### Extract
His phrase “the universal desire to know and be known” comes up when Ellens discusses the themes of his play.

“It’s largely talking about eros, our entirety, including our sexuality. It can be somewhat boiled down to ‘how do we take ownership of our sexuality and how does our sexuality fit into the holistic principle of intimacy?’ he says. “The theme is largely rooted in this universal desire to know and be known.”

Specifically, the play deals with several issues within the topic of intimacy and sex. Ellens describes the first act as “very aggressive about sex,” while the second act is about “where does that fit in intimacy?” Act one addresses such things as boundaries (how to create and honor them), purity (how we define it) and accountability (creating it for ourselves and others).  Act two is largely about sexual practice and its meaning.  It focuses on how we as Calvin community members take ownership of our sexuality.

The focus on community members was of great importance to Ellens. “I’ve kept it entirely in the Calvin community,” he says.  “I didn’t want to the audience to have the ability to make it about the other.  I wanted to keep the immediacy — our voices as the Calvin community.”
######
### What is needed
Copy out the passage about Ellens's play, everything from "Specifically, the play" down to "of our sexuality.", switching "intimacy" to "closeness". The records come from a separate source.
### Data for analysis
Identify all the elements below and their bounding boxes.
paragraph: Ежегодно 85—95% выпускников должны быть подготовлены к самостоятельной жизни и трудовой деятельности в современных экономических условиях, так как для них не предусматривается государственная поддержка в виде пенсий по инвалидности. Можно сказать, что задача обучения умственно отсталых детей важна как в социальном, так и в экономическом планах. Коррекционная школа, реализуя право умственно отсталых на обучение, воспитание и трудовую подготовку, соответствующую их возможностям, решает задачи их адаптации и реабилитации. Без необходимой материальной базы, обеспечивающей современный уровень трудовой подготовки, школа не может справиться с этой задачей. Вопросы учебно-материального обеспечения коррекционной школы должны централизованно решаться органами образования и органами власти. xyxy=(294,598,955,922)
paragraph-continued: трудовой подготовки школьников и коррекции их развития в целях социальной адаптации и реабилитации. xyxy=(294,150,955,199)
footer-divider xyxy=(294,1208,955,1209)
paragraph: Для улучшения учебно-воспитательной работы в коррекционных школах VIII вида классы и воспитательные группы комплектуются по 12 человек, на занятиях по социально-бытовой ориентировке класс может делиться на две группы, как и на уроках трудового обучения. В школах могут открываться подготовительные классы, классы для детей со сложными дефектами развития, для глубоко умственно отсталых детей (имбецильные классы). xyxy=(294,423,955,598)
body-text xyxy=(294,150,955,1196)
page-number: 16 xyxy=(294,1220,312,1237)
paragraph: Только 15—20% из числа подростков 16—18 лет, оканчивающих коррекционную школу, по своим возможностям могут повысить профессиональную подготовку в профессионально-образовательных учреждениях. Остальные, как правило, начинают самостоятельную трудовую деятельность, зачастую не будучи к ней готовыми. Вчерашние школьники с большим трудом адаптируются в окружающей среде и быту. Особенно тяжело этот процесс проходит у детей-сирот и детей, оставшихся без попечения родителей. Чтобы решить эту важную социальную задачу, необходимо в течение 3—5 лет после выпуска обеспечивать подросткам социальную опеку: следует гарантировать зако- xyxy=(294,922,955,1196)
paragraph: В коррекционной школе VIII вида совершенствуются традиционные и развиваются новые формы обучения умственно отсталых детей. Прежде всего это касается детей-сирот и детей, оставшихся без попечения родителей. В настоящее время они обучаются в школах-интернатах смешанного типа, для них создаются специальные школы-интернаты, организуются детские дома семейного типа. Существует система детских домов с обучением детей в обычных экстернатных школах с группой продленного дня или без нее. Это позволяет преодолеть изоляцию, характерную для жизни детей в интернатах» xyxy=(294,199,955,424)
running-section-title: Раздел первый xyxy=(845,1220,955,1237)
######
### Answer to this task
Specifically, the play deals with several issues within the topic of closeness and sex. Ellens describes the first act as “very aggressive about sex,” while the second act is about “where does that fit in closeness?” Act one addresses such things as boundaries (how to create and honor them), purity (how we define it) and accountability (creating it for ourselves and others).  Act two is largely about sexual practice and its meaning.  It focuses on how we as Calvin community members take ownership of our sexuality.